## EXERCISE
Find the word "will" in the listing; pull out each line holding it.

## PROVIDED ENTRIES
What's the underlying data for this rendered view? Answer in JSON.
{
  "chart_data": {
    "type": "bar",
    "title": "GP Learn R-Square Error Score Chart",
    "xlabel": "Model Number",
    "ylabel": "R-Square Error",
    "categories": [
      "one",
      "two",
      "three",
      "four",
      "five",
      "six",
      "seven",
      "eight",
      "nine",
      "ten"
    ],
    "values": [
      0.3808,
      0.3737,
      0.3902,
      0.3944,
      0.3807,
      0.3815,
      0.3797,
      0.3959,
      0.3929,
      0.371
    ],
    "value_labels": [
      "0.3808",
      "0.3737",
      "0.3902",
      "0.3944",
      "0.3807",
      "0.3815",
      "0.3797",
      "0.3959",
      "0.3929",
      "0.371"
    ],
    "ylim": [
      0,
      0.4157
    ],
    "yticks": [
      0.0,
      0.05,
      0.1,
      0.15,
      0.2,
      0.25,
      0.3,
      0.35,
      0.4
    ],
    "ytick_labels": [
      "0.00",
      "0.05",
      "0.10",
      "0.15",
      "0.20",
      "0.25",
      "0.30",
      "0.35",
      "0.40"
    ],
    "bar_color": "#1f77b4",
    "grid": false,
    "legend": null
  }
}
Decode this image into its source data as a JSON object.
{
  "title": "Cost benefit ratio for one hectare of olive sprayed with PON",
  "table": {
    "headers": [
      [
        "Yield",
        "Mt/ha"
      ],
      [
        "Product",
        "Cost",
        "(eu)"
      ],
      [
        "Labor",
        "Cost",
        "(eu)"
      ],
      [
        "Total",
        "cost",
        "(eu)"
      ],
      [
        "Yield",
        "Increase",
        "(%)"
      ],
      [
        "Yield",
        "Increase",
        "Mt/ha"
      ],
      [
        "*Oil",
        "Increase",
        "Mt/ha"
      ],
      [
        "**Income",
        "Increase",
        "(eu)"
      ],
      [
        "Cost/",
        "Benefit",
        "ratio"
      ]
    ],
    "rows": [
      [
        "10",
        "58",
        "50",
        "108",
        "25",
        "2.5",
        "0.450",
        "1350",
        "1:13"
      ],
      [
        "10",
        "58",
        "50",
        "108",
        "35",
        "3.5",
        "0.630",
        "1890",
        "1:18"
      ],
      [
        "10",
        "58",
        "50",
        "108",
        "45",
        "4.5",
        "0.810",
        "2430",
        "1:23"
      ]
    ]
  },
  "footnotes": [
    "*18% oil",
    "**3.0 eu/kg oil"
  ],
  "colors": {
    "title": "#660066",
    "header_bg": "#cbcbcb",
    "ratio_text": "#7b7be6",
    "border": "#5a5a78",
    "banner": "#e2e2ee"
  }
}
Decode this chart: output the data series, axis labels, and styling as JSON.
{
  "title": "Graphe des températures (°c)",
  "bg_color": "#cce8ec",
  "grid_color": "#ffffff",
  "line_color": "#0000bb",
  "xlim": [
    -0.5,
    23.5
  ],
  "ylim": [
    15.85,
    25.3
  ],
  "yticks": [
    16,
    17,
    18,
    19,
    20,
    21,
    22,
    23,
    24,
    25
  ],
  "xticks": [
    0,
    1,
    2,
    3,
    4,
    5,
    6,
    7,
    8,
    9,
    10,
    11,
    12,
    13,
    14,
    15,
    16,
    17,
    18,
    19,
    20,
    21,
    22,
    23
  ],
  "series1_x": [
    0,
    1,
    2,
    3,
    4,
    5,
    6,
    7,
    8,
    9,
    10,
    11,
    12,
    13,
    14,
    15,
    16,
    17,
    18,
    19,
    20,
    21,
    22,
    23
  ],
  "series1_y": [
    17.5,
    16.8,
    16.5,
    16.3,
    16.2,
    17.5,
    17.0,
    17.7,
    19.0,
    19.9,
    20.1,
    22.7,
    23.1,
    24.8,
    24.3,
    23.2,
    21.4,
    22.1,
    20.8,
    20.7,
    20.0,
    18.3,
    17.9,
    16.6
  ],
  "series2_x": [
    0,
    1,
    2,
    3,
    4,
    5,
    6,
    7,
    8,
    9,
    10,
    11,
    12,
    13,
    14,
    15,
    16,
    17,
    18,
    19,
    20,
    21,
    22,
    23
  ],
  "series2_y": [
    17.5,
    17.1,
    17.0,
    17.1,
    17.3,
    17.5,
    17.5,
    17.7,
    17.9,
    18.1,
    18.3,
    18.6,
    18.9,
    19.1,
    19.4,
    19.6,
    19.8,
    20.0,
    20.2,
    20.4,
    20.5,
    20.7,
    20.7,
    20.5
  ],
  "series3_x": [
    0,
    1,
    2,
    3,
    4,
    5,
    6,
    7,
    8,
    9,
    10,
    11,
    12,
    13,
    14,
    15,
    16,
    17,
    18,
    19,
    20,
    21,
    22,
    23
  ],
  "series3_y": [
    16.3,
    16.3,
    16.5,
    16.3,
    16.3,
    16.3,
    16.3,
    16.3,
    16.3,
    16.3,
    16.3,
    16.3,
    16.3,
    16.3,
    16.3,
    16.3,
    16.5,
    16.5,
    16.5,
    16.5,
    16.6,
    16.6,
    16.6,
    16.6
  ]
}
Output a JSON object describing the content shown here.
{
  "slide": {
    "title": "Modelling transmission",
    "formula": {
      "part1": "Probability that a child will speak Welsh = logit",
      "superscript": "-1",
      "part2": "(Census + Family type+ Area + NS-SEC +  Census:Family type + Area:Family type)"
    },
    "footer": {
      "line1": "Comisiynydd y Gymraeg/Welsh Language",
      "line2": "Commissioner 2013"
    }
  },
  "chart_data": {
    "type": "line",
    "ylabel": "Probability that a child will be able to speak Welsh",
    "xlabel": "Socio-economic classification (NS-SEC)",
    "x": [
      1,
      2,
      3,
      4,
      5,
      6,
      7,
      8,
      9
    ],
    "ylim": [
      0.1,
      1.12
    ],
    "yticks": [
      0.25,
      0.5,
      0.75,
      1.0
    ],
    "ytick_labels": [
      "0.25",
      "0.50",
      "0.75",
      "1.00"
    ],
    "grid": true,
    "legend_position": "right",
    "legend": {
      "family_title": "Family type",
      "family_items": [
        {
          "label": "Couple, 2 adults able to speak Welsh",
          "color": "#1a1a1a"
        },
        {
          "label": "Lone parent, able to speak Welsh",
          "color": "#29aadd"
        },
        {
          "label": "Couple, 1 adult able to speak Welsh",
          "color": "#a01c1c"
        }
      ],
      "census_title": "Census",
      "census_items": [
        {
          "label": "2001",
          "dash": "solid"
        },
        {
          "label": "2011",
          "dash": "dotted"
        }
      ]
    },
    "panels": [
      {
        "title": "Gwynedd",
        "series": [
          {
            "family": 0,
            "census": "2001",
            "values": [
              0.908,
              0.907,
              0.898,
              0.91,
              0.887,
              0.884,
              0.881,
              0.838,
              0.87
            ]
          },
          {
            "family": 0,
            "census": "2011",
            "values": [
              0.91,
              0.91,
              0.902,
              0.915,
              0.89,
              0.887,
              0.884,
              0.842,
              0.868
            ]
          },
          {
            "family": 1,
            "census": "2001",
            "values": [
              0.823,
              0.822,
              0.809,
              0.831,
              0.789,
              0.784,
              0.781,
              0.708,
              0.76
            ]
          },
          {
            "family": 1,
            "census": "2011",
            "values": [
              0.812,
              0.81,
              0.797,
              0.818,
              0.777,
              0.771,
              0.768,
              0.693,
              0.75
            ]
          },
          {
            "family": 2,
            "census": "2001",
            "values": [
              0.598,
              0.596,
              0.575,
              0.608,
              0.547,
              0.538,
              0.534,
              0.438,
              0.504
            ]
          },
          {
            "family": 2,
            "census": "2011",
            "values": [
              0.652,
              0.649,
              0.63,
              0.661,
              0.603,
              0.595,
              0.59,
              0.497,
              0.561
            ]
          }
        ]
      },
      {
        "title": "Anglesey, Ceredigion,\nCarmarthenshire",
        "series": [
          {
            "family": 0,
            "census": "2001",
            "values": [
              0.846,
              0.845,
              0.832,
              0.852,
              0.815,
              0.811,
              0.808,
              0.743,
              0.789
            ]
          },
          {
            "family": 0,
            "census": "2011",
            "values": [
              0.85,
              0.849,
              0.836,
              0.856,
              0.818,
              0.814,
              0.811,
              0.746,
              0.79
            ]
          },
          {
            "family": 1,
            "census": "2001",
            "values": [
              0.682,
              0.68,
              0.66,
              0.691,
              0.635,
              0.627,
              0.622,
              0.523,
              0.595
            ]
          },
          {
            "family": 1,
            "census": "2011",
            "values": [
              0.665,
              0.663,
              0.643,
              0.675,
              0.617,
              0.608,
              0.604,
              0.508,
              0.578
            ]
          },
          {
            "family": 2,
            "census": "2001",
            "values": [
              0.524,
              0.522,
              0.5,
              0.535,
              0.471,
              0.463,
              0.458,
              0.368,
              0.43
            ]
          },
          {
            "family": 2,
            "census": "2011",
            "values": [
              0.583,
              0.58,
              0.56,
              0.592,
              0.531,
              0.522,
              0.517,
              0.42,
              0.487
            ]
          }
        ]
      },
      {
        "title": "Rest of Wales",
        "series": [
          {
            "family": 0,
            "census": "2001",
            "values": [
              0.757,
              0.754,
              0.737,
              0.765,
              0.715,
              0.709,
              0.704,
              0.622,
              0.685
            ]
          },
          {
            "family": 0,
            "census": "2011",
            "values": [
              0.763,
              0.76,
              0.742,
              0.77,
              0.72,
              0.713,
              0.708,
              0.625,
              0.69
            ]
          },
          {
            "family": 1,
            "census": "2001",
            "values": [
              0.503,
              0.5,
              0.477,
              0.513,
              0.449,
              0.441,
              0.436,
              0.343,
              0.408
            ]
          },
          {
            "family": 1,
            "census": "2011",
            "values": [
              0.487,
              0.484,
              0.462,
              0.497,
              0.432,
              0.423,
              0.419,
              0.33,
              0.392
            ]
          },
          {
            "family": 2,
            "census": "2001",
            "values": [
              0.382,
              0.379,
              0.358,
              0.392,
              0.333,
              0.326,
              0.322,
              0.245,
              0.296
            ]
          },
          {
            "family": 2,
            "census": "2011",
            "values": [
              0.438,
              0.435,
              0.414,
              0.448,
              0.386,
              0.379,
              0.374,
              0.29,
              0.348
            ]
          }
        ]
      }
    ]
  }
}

## RESULT OF THIS TASK
      "part1": "Probability that a child will speak Welsh = logit",
    "ylabel": "Probability that a child will be able to speak Welsh",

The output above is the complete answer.